* start *
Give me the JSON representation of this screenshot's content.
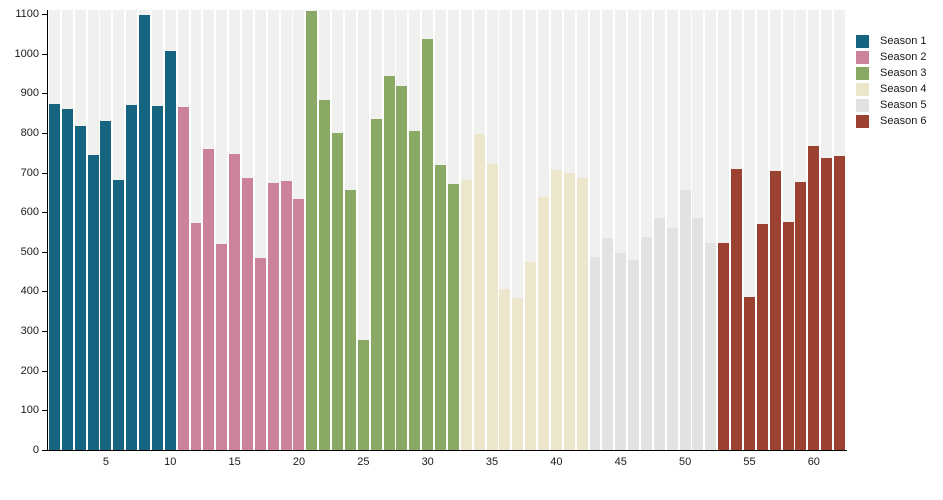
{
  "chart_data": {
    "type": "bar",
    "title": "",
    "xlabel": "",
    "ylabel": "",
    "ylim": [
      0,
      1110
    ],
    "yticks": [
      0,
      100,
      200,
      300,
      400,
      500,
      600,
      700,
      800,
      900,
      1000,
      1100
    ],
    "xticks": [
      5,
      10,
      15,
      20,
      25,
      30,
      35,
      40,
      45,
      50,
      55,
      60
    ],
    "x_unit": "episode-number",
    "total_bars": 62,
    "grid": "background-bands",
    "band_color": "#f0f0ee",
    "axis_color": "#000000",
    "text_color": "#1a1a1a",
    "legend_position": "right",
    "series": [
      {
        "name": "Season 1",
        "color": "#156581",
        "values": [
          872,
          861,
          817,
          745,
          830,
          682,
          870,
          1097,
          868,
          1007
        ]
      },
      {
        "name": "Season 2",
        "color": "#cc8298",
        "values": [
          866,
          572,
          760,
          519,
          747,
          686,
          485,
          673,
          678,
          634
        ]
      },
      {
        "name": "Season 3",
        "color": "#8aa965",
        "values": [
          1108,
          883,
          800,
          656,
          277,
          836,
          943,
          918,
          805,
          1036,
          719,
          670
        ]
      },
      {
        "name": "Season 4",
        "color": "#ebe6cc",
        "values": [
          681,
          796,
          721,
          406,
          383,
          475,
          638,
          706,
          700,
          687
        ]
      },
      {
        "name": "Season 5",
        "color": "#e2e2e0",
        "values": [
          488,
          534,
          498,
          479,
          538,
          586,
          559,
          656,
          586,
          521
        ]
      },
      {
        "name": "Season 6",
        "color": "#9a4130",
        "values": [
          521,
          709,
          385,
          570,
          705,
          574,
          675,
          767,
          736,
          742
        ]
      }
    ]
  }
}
* end *
* start *
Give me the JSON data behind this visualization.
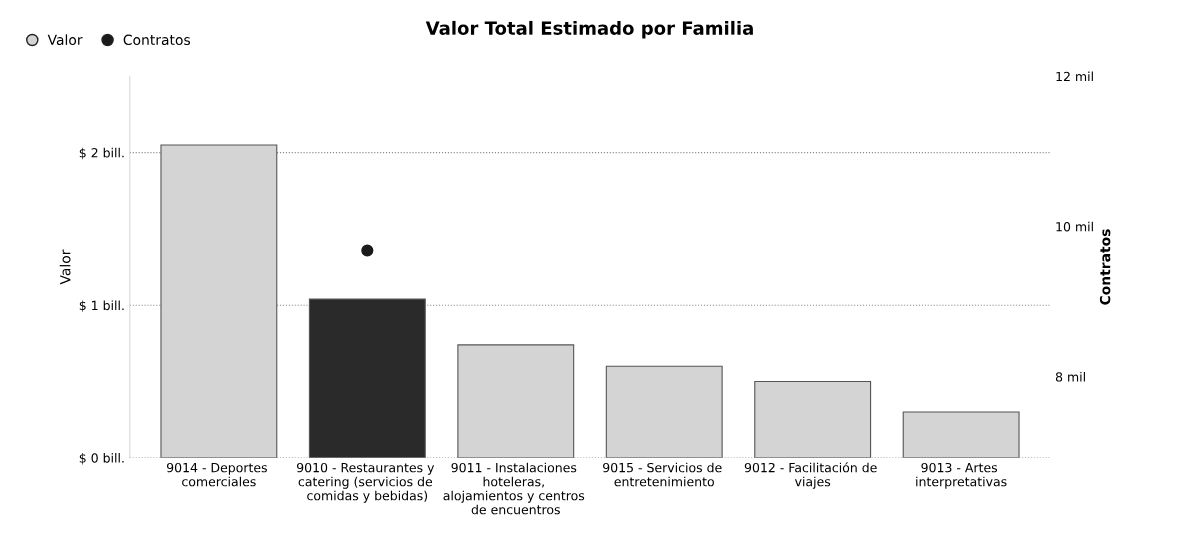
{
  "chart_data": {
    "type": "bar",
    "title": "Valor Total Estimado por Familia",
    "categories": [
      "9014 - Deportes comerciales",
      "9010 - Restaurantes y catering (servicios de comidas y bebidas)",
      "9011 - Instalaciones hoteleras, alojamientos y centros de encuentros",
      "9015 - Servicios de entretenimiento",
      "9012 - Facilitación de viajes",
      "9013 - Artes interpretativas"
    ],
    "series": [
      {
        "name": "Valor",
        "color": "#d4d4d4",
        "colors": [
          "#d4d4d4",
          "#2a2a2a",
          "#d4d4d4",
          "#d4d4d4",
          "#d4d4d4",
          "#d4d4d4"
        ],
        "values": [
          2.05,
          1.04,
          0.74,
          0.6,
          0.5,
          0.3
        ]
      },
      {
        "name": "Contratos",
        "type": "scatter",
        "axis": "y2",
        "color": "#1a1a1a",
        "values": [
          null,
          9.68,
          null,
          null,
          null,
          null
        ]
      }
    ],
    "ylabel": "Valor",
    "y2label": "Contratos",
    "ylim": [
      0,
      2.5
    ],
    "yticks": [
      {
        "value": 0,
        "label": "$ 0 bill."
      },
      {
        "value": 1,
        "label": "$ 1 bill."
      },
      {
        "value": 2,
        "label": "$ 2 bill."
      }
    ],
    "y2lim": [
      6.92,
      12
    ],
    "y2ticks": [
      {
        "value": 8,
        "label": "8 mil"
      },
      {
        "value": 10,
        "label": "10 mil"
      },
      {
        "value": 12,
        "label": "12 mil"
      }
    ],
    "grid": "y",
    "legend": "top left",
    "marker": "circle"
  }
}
* end *
__TASK OBJECTIVE__.
Track down all lines above with the string "bill" and copy them.

__OUTPUT OF THE EXERCISE__.
        "label": "$ 0 bill."
        "label": "$ 1 bill."
        "label": "$ 2 bill."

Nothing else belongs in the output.